Data items
----

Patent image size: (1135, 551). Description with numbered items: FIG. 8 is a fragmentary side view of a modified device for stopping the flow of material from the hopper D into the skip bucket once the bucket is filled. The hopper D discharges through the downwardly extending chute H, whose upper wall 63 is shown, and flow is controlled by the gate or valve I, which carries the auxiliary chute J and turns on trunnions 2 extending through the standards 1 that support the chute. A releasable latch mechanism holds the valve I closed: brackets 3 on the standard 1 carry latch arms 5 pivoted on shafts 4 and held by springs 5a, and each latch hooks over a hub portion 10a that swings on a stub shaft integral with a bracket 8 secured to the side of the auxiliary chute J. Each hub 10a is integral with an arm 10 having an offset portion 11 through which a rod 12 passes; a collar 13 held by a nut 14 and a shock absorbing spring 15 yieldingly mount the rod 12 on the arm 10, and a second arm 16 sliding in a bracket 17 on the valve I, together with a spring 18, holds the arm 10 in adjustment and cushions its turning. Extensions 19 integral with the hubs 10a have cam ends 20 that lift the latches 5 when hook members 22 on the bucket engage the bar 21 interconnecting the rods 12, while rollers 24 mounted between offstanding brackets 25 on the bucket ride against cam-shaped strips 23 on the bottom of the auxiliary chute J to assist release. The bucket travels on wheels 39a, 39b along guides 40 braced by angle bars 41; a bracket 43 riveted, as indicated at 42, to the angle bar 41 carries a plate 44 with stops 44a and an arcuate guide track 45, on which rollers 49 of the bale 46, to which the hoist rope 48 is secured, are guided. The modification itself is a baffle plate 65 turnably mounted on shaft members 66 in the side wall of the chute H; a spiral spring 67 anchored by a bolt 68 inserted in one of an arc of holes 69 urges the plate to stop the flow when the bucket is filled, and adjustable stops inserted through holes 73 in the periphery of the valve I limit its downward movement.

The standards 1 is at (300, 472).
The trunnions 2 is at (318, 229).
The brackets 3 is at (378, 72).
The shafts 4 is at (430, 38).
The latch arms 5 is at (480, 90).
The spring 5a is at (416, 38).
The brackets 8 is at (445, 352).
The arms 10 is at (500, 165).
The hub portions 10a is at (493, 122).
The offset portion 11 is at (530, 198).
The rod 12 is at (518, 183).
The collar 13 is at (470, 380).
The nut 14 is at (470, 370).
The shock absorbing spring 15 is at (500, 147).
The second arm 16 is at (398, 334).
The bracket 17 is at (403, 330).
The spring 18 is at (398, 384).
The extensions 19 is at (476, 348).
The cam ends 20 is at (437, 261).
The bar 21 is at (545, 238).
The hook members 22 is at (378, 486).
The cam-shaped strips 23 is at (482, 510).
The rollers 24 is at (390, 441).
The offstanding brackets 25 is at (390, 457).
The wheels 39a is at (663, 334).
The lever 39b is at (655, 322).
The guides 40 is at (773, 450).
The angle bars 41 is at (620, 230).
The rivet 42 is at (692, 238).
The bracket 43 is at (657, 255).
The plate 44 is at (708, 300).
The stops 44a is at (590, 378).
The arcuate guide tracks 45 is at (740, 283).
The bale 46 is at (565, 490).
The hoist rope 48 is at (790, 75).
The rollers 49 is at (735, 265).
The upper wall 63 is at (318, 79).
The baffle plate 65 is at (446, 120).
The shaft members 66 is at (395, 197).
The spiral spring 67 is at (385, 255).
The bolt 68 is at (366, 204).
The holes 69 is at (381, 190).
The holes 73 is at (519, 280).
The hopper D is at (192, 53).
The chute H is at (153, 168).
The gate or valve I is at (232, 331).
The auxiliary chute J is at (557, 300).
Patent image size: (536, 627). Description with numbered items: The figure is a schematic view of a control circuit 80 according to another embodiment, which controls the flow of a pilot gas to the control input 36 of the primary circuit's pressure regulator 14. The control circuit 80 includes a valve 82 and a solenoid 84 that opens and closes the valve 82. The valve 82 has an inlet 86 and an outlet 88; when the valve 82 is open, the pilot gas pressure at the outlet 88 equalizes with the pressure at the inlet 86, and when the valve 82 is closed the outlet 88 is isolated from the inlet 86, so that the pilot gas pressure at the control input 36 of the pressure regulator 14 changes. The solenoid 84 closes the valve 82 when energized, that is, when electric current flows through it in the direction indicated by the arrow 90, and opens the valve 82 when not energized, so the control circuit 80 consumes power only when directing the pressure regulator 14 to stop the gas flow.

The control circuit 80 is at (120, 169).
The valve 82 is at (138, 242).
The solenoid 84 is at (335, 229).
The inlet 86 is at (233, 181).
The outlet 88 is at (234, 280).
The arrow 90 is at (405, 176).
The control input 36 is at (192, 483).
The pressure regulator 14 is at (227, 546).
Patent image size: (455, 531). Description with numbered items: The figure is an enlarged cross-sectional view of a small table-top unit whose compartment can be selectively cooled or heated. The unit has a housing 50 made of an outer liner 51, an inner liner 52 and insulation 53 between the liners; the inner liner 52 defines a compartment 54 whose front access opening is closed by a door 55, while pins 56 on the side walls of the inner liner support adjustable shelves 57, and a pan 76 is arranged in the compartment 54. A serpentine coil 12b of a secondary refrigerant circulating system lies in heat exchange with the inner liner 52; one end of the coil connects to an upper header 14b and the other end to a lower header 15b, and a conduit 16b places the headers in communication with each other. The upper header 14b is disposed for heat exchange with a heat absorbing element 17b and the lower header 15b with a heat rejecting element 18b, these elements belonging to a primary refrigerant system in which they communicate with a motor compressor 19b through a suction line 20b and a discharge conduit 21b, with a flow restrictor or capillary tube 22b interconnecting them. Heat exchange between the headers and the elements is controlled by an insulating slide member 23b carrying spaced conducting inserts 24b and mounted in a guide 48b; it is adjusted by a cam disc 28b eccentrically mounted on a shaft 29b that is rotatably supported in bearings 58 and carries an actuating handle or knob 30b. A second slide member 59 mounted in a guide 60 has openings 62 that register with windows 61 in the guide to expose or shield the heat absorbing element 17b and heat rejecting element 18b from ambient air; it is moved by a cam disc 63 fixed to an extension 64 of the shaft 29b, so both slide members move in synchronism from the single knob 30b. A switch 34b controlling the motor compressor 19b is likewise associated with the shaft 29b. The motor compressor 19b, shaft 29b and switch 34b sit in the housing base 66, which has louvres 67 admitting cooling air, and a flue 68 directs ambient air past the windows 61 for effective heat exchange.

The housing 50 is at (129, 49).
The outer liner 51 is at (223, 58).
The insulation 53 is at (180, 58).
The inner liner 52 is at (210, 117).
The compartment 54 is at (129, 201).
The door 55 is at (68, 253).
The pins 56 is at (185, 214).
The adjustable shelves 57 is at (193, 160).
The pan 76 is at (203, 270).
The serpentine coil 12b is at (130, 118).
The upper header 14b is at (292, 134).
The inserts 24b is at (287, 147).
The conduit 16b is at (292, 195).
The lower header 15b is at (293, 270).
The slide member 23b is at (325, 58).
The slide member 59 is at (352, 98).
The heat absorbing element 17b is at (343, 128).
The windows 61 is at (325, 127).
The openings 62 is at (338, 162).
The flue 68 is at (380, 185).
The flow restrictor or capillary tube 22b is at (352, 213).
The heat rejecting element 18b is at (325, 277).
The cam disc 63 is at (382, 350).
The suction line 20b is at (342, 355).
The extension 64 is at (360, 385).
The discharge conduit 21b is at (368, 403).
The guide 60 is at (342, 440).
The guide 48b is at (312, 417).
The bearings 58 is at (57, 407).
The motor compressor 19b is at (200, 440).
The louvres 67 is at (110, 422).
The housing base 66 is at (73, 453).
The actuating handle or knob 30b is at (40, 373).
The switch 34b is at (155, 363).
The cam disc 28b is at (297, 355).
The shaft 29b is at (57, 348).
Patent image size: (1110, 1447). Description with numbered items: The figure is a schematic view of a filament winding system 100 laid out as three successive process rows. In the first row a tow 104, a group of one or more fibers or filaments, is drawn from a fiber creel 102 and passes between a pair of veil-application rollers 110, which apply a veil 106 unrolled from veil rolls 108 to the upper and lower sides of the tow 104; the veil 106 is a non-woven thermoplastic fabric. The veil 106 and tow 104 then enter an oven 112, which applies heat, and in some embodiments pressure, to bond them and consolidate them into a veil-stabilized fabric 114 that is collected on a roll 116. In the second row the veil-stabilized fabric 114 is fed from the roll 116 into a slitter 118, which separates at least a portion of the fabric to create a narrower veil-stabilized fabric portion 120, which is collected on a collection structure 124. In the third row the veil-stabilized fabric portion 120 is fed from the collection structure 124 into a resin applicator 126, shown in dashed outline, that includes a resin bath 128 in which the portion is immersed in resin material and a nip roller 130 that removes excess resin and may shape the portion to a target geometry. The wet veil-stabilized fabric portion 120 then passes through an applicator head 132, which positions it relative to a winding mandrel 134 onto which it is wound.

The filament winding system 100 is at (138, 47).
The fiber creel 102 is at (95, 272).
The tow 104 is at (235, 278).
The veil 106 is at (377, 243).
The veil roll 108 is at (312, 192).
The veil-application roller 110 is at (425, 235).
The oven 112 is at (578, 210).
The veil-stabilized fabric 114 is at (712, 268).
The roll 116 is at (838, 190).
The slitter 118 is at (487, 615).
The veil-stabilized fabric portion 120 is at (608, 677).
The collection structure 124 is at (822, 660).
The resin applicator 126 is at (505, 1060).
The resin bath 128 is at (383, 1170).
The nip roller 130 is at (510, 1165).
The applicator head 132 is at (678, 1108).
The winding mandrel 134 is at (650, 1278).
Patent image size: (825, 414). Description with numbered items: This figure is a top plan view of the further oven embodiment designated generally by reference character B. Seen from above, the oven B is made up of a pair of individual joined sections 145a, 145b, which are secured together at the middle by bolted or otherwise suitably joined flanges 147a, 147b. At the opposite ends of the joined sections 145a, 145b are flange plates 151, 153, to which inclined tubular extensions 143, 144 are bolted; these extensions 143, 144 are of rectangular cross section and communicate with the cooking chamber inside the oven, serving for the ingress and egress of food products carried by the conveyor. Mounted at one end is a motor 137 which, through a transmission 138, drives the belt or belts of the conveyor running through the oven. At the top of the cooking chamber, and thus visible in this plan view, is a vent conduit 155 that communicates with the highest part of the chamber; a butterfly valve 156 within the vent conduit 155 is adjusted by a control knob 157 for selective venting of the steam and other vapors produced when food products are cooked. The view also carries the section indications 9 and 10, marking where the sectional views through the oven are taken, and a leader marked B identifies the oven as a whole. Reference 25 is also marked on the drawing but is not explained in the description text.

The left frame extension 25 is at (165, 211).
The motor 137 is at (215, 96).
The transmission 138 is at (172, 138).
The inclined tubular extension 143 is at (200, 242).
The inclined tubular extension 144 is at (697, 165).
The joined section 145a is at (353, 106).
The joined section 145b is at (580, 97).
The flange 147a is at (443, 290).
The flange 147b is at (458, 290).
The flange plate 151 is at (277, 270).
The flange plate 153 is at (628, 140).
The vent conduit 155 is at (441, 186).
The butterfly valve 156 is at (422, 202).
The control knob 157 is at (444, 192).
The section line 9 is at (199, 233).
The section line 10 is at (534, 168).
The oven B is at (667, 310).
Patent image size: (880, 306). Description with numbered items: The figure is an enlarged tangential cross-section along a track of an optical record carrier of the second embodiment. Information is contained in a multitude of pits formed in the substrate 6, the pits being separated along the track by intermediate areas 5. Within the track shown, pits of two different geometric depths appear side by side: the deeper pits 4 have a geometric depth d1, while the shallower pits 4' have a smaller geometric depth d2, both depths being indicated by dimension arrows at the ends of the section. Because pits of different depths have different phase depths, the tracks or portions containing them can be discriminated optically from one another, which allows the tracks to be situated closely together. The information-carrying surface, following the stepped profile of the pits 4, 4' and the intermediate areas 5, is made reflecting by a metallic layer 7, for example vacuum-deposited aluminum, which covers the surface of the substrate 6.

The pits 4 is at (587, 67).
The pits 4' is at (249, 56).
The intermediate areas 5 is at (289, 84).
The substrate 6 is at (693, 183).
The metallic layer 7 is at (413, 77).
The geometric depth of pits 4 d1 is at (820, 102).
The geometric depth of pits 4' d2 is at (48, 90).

----

→ **EXERCISE PROMPT**
Please write out everything from the start of the listing down to the line containing "The spring 5a is at (416, 38).", both included, substituting "loading bucket" for "skip bucket" and leaving all else unchanged.

→ **EXERCISE RESPONSE**
Patent image size: (1135, 551). Description with numbered items: FIG. 8 is a fragmentary side view of a modified device for stopping the flow of material from the hopper D into the loading bucket once the bucket is filled. The hopper D discharges through the downwardly extending chute H, whose upper wall 63 is shown, and flow is controlled by the gate or valve I, which carries the auxiliary chute J and turns on trunnions 2 extending through the standards 1 that support the chute. A releasable latch mechanism holds the valve I closed: brackets 3 on the standard 1 carry latch arms 5 pivoted on shafts 4 and held by springs 5a, and each latch hooks over a hub portion 10a that swings on a stub shaft integral with a bracket 8 secured to the side of the auxiliary chute J. Each hub 10a is integral with an arm 10 having an offset portion 11 through which a rod 12 passes; a collar 13 held by a nut 14 and a shock absorbing spring 15 yieldingly mount the rod 12 on the arm 10, and a second arm 16 sliding in a bracket 17 on the valve I, together with a spring 18, holds the arm 10 in adjustment and cushions its turning. Extensions 19 integral with the hubs 10a have cam ends 20 that lift the latches 5 when hook members 22 on the bucket engage the bar 21 interconnecting the rods 12, while rollers 24 mounted between offstanding brackets 25 on the bucket ride against cam-shaped strips 23 on the bottom of the auxiliary chute J to assist release. The bucket travels on wheels 39a, 39b along guides 40 braced by angle bars 41; a bracket 43 riveted, as indicated at 42, to the angle bar 41 carries a plate 44 with stops 44a and an arcuate guide track 45, on which rollers 49 of the bale 46, to which the hoist rope 48 is secured, are guided. The modification itself is a baffle plate 65 turnably mounted on shaft members 66 in the side wall of the chute H; a spiral spring 67 anchored by a bolt 68 inserted in one of an arc of holes 69 urges the plate to stop the flow when the bucket is filled, and adjustable stops inserted through holes 73 in the periphery of the valve I limit its downward movement.

The standards 1 is at (300, 472).
The trunnions 2 is at (318, 229).
The brackets 3 is at (378, 72).
The shafts 4 is at (430, 38).
The latch arms 5 is at (480, 90).
The spring 5a is at (416, 38).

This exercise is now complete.